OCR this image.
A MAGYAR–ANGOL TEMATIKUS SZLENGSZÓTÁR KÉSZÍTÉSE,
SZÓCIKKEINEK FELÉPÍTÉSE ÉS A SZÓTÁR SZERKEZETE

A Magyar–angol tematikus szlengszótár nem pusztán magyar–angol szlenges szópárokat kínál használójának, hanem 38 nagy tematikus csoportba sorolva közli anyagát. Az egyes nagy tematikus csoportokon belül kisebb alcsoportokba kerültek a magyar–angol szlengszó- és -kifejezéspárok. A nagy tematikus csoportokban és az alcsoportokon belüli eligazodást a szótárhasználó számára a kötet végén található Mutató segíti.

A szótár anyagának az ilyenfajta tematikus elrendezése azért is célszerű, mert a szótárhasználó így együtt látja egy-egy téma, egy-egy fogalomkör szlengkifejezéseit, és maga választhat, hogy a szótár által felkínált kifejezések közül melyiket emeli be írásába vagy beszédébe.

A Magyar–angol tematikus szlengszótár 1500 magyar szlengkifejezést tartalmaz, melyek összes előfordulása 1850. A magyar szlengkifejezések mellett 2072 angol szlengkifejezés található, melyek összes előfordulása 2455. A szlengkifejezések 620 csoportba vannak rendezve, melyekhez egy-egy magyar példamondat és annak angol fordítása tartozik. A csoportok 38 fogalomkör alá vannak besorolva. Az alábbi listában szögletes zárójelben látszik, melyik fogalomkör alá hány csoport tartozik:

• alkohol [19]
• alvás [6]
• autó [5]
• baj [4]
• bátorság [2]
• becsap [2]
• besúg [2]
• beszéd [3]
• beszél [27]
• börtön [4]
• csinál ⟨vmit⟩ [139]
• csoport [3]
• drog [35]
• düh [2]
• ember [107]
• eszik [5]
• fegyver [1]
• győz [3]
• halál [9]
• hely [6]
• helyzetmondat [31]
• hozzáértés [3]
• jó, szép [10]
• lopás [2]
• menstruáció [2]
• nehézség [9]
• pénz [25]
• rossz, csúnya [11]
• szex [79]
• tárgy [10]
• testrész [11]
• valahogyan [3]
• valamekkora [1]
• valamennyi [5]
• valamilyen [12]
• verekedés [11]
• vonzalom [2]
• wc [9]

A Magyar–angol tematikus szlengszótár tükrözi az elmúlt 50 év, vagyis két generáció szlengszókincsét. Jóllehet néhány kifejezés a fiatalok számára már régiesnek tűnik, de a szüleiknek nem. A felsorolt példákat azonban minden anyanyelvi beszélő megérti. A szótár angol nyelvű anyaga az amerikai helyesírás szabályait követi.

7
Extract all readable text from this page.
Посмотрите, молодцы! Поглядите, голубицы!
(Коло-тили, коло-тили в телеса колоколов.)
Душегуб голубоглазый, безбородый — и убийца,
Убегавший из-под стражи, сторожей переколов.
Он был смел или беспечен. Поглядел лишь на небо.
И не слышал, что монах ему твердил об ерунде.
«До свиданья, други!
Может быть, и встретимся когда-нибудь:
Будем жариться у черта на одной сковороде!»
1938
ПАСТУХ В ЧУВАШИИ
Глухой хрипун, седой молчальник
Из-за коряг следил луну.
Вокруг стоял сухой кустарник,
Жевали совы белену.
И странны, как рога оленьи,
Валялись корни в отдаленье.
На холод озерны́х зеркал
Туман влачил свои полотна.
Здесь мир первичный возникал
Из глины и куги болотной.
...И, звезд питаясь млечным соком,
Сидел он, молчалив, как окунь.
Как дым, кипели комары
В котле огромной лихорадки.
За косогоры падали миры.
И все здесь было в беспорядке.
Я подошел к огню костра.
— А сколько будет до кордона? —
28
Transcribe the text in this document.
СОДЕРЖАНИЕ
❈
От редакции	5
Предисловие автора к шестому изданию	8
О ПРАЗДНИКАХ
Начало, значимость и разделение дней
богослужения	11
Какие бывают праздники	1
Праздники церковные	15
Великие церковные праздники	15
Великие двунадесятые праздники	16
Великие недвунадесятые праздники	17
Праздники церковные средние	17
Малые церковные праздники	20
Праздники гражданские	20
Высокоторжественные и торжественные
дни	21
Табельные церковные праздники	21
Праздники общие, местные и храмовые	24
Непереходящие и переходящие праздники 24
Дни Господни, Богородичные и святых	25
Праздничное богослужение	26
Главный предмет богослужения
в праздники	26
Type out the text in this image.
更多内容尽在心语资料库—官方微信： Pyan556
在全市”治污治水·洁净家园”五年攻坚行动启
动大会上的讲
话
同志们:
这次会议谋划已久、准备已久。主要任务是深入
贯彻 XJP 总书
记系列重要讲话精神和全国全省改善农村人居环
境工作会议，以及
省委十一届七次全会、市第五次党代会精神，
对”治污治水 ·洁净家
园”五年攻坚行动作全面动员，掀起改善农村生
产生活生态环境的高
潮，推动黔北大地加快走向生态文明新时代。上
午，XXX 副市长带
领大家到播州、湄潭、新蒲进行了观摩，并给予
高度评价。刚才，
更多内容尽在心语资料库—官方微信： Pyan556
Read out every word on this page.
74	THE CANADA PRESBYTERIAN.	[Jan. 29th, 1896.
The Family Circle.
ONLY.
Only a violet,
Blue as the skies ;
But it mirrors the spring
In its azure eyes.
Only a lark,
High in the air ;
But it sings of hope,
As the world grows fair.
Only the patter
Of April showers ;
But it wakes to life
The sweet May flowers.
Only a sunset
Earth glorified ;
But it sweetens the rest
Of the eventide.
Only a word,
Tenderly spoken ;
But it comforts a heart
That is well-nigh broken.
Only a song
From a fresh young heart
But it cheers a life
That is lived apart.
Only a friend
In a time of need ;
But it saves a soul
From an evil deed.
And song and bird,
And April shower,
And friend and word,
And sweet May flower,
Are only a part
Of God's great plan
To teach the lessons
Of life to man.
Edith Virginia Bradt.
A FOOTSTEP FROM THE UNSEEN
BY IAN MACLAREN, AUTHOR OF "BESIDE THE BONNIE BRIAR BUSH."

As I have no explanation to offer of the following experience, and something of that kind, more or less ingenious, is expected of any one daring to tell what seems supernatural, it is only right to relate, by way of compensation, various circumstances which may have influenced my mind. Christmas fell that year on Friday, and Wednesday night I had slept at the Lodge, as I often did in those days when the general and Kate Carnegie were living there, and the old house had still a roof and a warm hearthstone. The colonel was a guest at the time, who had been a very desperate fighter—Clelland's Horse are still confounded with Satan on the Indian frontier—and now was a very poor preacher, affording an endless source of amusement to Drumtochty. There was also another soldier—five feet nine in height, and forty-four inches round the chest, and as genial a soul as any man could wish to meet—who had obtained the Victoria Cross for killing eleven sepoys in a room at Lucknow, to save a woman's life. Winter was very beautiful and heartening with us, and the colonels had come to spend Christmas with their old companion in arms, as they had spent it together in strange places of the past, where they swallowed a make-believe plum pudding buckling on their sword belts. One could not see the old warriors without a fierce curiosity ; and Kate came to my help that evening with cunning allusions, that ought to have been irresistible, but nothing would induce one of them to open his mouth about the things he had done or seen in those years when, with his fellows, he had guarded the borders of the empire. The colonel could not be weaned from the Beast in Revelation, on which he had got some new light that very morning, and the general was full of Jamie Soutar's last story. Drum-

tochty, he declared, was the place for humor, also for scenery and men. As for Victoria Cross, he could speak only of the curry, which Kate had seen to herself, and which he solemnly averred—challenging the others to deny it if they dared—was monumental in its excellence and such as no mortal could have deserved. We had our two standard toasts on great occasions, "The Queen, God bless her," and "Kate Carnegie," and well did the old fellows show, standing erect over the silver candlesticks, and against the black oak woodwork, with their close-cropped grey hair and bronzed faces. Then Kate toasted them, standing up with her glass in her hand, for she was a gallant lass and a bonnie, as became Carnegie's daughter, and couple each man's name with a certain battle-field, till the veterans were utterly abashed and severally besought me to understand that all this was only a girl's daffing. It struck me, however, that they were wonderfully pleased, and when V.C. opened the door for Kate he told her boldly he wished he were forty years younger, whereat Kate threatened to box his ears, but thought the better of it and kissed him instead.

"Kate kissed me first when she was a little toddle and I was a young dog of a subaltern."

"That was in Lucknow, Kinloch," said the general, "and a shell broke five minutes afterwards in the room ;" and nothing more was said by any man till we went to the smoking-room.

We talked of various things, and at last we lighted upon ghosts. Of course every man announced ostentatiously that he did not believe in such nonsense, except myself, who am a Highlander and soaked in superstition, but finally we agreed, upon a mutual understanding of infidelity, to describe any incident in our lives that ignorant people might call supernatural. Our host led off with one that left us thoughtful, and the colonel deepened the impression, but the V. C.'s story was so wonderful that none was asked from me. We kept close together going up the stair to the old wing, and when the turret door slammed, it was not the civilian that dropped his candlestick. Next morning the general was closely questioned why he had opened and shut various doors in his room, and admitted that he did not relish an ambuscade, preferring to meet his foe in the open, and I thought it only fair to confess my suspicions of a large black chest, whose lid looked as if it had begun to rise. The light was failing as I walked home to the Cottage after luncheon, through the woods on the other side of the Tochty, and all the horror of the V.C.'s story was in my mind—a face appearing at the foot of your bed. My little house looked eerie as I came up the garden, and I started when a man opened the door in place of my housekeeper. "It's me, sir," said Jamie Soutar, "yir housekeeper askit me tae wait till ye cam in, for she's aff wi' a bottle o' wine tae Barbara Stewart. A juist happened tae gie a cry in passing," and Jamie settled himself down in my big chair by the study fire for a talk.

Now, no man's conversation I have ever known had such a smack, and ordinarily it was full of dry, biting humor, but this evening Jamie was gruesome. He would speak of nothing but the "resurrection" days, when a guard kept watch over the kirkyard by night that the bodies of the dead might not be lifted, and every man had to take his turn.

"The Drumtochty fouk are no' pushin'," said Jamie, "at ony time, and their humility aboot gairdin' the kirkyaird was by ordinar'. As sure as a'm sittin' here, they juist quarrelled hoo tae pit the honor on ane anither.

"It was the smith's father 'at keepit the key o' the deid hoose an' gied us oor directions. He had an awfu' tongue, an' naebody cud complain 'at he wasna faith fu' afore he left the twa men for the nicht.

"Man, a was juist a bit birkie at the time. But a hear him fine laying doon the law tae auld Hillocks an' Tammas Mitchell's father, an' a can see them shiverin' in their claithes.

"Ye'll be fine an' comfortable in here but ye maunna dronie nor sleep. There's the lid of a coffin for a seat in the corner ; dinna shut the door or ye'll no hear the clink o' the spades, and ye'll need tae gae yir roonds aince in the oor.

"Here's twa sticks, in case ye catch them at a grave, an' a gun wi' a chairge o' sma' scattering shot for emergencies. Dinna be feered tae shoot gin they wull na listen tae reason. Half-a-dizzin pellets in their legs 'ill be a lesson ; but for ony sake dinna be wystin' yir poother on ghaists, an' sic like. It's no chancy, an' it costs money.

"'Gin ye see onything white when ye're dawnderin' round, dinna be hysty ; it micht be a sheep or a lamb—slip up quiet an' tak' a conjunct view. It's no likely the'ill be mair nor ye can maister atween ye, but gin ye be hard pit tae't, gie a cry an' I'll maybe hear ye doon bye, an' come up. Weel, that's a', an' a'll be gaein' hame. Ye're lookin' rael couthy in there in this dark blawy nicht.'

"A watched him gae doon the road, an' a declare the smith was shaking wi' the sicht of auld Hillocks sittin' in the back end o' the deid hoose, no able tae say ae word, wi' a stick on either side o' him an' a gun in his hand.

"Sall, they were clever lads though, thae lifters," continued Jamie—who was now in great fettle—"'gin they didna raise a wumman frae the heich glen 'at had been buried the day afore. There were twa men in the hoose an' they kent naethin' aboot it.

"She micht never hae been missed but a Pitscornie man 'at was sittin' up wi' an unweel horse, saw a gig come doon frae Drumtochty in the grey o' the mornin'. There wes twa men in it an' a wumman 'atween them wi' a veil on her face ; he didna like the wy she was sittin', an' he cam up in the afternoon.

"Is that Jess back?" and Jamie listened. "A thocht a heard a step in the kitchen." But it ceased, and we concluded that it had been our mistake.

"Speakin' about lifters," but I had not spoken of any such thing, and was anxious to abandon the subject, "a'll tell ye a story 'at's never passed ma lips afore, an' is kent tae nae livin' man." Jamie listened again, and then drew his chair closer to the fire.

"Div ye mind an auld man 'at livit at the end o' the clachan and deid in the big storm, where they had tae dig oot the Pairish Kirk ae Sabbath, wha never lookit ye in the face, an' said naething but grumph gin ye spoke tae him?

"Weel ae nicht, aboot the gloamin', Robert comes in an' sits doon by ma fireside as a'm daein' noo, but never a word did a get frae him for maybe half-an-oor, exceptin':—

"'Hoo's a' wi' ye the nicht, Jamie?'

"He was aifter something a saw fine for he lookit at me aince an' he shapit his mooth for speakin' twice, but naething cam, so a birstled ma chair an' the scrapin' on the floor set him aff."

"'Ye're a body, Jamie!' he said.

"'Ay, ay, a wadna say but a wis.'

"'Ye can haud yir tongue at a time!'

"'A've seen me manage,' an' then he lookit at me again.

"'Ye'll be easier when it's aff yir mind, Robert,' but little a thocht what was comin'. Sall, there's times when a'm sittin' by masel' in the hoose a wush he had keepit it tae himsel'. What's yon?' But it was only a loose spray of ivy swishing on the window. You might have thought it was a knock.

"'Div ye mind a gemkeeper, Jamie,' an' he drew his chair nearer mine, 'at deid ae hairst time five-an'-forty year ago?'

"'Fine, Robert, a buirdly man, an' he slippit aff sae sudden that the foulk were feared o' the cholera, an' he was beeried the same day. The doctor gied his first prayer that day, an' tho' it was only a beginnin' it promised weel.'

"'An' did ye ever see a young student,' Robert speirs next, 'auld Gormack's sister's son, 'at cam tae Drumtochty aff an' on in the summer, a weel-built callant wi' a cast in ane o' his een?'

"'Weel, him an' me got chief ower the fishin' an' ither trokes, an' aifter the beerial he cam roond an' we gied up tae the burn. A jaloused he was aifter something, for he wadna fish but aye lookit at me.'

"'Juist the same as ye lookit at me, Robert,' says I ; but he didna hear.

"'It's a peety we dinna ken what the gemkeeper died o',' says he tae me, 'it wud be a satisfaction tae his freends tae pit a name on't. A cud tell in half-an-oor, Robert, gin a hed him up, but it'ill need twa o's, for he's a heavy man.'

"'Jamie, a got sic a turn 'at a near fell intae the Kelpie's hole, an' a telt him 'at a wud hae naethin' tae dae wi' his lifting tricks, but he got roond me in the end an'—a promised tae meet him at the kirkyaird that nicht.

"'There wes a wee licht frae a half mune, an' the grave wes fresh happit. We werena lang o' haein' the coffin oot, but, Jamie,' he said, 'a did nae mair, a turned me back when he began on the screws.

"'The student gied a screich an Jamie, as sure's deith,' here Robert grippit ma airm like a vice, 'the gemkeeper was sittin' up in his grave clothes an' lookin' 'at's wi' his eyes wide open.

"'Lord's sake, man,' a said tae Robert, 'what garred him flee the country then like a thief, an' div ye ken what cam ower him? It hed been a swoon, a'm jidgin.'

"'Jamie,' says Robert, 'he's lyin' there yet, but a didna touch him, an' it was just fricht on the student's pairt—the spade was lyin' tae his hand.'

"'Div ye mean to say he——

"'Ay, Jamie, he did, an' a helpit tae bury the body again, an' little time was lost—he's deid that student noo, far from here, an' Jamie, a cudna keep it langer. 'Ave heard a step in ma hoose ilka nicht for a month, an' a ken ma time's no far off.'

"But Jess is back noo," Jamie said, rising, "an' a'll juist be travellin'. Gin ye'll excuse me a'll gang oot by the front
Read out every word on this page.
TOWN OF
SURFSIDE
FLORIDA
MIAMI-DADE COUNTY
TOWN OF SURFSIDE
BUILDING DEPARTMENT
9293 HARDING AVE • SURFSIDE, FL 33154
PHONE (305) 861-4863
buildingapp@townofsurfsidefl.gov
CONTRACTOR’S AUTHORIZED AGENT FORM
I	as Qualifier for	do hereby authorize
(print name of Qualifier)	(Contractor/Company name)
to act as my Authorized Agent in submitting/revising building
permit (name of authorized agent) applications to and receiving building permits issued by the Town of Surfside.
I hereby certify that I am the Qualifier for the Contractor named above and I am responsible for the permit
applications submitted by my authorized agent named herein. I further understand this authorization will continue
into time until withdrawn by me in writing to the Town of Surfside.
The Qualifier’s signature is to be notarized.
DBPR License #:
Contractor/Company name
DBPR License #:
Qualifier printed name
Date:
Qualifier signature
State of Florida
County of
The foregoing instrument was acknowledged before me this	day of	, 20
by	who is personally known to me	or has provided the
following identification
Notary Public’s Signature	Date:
===============
SHORT EXERCISE:
Find every line in the records above that holds the word "nicht", and copy each one.

FINISHED TASK:
"It was the smith's father 'at keepit the key o' the deid hoose an' gied us oor directions. He had an awfu' tongue, an' naebody cud complain 'at he wasna faith fu' afore he left the twa men for the nicht.
"'Gin ye see onything white when ye're dawnderin' round, dinna be hysty ; it micht be a sheep or a lamb—slip up quiet an' tak' a conjunct view. It's no likely the'ill be mair nor ye can maister atween ye, but gin ye be hard pit tae't, gie a cry an' I'll maybe hear ye doon bye, an' come up. Weel, that's a', an' a'll be gaein' hame. Ye're lookin' rael couthy in there in this dark blawy nicht.'
"Weel ae nicht, aboot the gloamin', Robert comes in an' sits doon by ma fireside as a'm daein' noo, but never a word did a get frae him for maybe half-an-oor, exceptin':—
"'Hoo's a' wi' ye the nicht, Jamie?'
"'Jamie, a got sic a turn 'at a near fell intae the Kelpie's hole, an' a telt him 'at a wud hae naethin' tae dae wi' his lifting tricks, but he got roond me in the end an'—a promised tae meet him at the kirkyaird that nicht.
"'Ay, Jamie, he did, an' a helpit tae bury the body again, an' little time was lost—he's deid that student noo, far from here, an' Jamie, a cudna keep it langer. 'Ave heard a step in ma hoose ilka nicht for a month, an' a ken ma time's no far off.'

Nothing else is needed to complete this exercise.